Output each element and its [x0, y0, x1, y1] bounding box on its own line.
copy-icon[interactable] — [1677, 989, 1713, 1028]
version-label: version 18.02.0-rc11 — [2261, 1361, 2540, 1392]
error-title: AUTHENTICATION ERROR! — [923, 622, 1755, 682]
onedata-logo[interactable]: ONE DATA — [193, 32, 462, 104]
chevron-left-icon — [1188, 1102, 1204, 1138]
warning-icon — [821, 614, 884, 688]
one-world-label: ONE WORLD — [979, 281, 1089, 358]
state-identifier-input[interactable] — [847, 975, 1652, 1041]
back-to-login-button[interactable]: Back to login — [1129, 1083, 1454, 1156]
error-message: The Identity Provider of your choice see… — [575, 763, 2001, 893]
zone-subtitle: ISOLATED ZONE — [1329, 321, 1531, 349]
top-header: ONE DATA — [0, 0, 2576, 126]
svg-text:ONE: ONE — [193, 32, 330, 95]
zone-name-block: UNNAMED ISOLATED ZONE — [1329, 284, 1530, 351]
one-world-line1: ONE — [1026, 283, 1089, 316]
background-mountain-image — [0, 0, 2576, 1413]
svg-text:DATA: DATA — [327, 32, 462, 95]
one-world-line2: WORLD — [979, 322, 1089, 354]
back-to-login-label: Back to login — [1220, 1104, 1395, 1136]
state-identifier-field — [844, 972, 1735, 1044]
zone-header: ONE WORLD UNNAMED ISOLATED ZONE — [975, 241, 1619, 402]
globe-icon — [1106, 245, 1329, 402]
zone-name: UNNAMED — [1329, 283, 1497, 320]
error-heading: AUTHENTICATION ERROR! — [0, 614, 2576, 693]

--*--

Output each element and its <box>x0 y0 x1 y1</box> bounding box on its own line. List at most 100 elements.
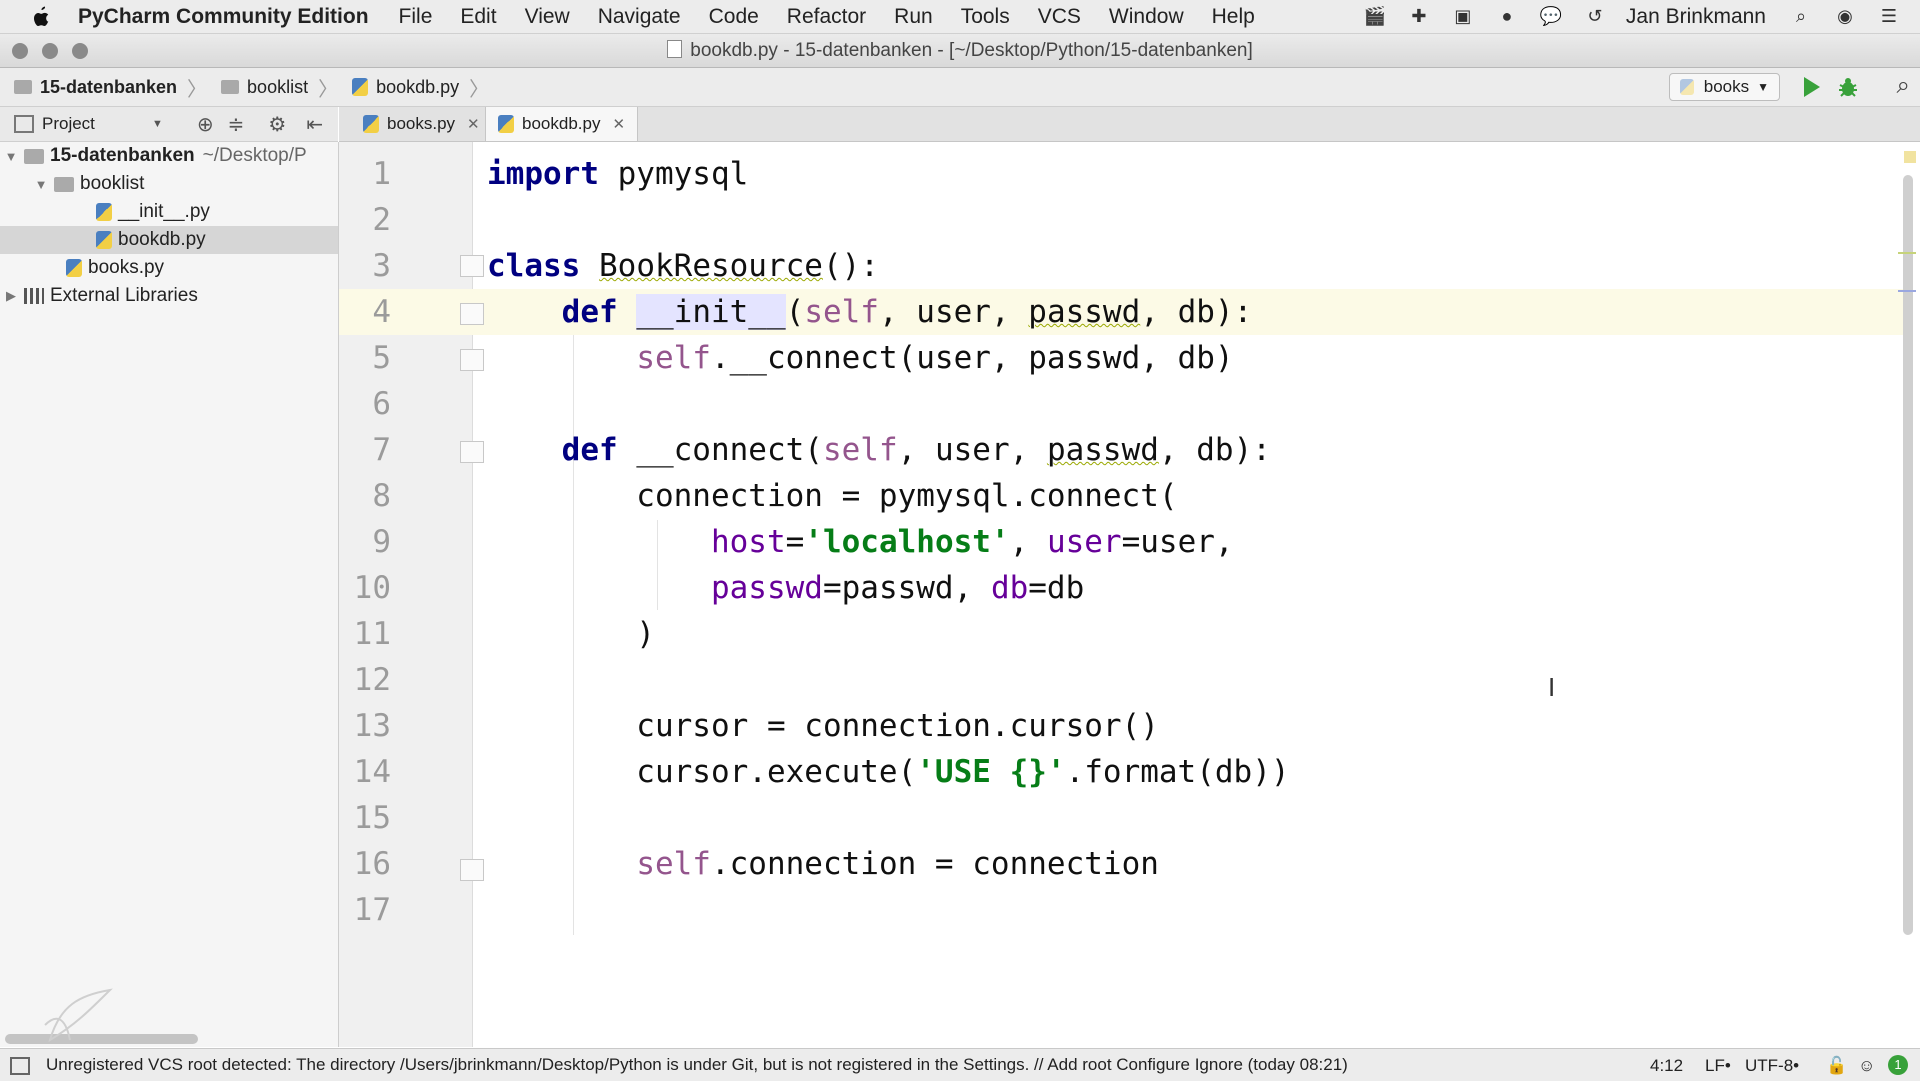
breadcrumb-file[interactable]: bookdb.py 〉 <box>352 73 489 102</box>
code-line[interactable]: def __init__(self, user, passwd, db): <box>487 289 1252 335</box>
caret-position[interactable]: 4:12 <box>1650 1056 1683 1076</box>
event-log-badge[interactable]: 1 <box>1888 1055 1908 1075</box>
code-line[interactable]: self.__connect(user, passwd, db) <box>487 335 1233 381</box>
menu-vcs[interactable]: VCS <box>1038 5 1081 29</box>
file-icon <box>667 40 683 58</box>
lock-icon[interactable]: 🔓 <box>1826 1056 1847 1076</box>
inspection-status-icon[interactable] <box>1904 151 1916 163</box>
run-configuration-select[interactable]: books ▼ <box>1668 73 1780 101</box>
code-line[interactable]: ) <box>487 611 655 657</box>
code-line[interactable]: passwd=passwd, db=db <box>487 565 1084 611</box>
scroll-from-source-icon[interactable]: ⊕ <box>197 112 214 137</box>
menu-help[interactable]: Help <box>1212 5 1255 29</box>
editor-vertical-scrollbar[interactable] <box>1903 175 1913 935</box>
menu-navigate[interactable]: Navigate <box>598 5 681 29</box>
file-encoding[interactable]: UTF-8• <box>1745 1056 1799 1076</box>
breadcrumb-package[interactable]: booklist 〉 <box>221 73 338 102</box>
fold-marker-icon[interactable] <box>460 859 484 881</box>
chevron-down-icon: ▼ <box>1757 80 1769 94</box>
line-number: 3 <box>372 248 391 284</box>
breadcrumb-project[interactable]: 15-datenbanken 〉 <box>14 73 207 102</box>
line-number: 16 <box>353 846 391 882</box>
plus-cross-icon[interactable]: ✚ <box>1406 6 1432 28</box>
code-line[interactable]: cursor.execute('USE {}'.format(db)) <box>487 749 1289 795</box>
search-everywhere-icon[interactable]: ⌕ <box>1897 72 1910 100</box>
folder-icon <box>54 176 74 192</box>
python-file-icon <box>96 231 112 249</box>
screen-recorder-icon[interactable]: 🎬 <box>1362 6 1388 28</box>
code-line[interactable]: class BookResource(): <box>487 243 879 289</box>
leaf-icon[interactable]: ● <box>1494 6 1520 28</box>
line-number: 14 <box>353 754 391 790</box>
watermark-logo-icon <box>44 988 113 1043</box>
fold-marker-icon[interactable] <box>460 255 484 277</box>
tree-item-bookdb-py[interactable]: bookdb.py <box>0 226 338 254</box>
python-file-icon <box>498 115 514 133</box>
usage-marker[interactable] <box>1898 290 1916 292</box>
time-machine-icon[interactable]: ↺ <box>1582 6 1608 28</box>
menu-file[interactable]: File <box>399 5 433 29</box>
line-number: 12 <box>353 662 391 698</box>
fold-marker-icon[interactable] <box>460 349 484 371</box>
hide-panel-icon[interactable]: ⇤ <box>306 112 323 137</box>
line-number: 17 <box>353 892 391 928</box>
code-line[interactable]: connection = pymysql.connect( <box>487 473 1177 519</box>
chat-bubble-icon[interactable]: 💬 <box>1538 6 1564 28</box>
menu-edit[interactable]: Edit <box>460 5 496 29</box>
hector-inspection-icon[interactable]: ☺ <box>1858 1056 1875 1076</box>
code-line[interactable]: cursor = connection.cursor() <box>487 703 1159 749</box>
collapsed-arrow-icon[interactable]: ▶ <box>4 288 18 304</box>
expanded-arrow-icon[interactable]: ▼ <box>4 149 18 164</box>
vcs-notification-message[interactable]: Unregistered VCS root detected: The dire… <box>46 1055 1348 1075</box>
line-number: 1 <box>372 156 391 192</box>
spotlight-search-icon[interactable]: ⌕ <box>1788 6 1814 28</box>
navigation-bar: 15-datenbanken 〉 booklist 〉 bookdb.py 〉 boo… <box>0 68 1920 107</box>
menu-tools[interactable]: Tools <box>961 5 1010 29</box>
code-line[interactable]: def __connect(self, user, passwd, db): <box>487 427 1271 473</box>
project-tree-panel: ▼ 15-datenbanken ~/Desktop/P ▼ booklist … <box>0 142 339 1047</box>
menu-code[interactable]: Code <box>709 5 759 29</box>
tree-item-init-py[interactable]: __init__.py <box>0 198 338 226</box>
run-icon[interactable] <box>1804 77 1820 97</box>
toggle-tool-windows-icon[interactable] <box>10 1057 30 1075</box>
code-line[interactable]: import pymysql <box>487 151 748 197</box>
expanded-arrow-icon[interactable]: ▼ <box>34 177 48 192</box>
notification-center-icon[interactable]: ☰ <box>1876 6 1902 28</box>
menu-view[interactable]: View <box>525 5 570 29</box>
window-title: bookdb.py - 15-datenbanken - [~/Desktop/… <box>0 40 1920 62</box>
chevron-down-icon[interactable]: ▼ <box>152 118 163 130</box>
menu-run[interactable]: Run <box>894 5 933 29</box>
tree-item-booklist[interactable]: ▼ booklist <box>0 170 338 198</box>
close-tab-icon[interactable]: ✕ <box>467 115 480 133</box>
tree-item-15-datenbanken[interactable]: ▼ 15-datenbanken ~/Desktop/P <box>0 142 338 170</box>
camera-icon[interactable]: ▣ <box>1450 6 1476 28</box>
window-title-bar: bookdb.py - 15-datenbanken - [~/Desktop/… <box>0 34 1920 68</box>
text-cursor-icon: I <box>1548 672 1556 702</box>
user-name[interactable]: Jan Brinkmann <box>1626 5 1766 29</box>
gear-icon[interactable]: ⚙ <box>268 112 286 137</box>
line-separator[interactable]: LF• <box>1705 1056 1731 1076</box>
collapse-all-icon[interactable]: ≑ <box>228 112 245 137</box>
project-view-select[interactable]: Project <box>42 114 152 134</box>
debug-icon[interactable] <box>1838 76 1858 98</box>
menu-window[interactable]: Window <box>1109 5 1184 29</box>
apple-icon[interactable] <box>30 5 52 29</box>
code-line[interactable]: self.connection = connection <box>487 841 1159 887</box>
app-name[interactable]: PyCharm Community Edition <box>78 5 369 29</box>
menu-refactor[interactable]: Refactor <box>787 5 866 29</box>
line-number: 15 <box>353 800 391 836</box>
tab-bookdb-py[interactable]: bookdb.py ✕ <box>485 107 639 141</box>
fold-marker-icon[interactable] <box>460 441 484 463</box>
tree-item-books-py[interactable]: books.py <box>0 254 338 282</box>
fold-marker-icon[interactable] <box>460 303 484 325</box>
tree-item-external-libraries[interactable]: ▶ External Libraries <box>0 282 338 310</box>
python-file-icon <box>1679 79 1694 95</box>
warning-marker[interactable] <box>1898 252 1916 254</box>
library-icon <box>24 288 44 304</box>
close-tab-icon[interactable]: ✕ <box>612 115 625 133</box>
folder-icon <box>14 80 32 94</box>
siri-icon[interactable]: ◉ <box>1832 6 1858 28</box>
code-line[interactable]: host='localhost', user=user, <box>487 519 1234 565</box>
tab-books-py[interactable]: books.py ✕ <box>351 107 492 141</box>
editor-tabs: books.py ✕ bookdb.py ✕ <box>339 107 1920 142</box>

--*--

▶ _PROBLEM TO SOLVE_
Please retype the lines from the one holding "Output each element and its [x0, y0, x1, y1]" through the one holding "one-world-label: ONE WORLD", inclusive.

▶ _ANSWER_
Output each element and its [x0, y0, x1, y1] bounding box on its own line.
copy-icon[interactable] — [1677, 989, 1713, 1028]
version-label: version 18.02.0-rc11 — [2261, 1361, 2540, 1392]
error-title: AUTHENTICATION ERROR! — [923, 622, 1755, 682]
onedata-logo[interactable]: ONE DATA — [193, 32, 462, 104]
chevron-left-icon — [1188, 1102, 1204, 1138]
warning-icon — [821, 614, 884, 688]
one-world-label: ONE WORLD — [979, 281, 1089, 358]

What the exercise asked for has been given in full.